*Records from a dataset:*
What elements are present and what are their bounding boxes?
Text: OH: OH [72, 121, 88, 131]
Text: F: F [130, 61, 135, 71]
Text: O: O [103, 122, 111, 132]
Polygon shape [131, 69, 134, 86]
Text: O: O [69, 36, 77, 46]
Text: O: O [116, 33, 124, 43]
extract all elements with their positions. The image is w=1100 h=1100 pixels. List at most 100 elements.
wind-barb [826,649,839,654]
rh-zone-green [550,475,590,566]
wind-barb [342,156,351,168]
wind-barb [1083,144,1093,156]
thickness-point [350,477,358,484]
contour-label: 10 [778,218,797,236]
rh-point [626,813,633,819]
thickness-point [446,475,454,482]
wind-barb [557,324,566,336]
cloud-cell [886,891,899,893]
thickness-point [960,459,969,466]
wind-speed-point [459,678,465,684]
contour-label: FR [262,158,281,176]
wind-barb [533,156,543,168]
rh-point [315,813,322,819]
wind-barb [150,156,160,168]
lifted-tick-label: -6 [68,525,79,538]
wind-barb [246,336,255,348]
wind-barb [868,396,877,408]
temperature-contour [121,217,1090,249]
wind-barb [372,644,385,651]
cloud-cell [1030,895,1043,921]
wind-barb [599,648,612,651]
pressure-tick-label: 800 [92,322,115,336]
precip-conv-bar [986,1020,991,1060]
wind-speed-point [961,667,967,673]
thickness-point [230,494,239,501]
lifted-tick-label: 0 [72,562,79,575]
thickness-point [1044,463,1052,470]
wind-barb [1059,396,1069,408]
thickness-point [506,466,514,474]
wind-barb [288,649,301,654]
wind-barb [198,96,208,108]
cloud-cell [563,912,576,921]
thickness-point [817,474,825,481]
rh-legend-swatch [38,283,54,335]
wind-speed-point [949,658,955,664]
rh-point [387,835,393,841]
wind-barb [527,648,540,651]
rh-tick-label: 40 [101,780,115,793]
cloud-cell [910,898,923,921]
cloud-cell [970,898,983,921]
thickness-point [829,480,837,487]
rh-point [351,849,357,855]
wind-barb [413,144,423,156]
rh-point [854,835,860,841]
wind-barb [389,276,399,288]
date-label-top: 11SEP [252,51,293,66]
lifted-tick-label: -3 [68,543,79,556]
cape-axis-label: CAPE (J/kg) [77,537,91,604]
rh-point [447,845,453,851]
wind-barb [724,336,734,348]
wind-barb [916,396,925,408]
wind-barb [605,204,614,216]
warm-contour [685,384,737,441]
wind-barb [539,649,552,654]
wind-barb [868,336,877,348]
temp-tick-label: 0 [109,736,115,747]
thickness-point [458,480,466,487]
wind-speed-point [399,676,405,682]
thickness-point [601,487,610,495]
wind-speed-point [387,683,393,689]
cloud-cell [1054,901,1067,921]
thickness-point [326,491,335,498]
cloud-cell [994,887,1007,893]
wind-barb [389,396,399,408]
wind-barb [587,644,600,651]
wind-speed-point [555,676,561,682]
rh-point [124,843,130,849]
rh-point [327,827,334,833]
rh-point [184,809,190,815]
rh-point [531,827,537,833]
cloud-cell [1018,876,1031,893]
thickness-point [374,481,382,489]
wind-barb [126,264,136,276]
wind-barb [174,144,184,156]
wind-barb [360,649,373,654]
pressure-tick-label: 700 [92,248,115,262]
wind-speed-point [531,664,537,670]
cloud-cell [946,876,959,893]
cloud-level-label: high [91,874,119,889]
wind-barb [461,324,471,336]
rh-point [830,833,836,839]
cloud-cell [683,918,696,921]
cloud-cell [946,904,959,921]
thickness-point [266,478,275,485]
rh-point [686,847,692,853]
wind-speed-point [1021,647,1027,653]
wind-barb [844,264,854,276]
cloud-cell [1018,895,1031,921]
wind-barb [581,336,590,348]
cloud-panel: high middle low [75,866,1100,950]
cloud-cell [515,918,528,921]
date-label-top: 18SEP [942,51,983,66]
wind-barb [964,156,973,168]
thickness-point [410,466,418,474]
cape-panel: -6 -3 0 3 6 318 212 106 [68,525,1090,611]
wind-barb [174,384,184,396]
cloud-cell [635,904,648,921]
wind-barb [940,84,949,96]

* * *

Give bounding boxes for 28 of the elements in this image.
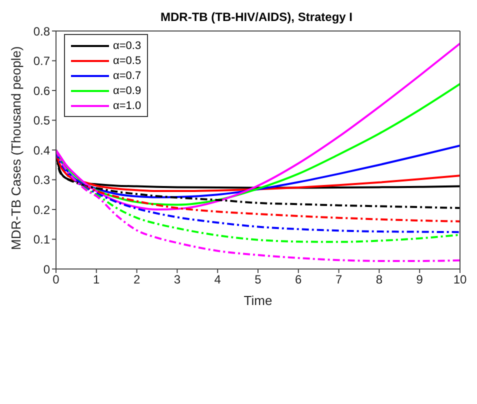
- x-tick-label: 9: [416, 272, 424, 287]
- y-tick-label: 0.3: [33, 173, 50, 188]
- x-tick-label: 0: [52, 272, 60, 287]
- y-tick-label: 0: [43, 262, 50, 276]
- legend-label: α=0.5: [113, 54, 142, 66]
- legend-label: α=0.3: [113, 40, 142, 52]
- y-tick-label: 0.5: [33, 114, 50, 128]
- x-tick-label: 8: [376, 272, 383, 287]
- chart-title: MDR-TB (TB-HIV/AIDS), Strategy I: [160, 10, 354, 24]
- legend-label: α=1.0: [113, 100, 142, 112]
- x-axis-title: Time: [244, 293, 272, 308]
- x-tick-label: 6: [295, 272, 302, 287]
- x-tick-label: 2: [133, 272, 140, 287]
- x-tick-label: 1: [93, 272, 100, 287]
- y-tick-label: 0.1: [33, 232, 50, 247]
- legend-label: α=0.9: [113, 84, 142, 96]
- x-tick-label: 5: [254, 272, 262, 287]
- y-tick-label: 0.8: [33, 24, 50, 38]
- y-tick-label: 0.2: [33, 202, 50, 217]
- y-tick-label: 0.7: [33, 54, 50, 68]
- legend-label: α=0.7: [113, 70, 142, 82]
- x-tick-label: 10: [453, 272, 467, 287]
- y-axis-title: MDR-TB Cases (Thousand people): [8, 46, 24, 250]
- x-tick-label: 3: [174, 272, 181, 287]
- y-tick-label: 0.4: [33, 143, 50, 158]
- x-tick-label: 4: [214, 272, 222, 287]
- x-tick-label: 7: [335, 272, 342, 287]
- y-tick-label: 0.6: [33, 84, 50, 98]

*Exercise objective:*
Rename "wind-barb" to "wind-arrow" in the material from the line with "What elements are" to the line with "thickness-point [960,459,969,466]", and write out those lines again with nothing else changed.

*Answer below:*
What elements are present and what are their bounding boxes?
Text: OH: OH [72, 121, 88, 131]
Text: F: F [130, 61, 135, 71]
Text: O: O [103, 122, 111, 132]
Polygon shape [131, 69, 134, 86]
Text: O: O [69, 36, 77, 46]
Text: O: O [116, 33, 124, 43]
extract all elements with their positions. The image is w=1100 h=1100 pixels. List at most 100 elements.
wind-arrow [826,649,839,654]
rh-zone-green [550,475,590,566]
wind-arrow [342,156,351,168]
wind-arrow [1083,144,1093,156]
thickness-point [350,477,358,484]
contour-label: 10 [778,218,797,236]
rh-point [626,813,633,819]
thickness-point [446,475,454,482]
wind-arrow [557,324,566,336]
cloud-cell [886,891,899,893]
thickness-point [960,459,969,466]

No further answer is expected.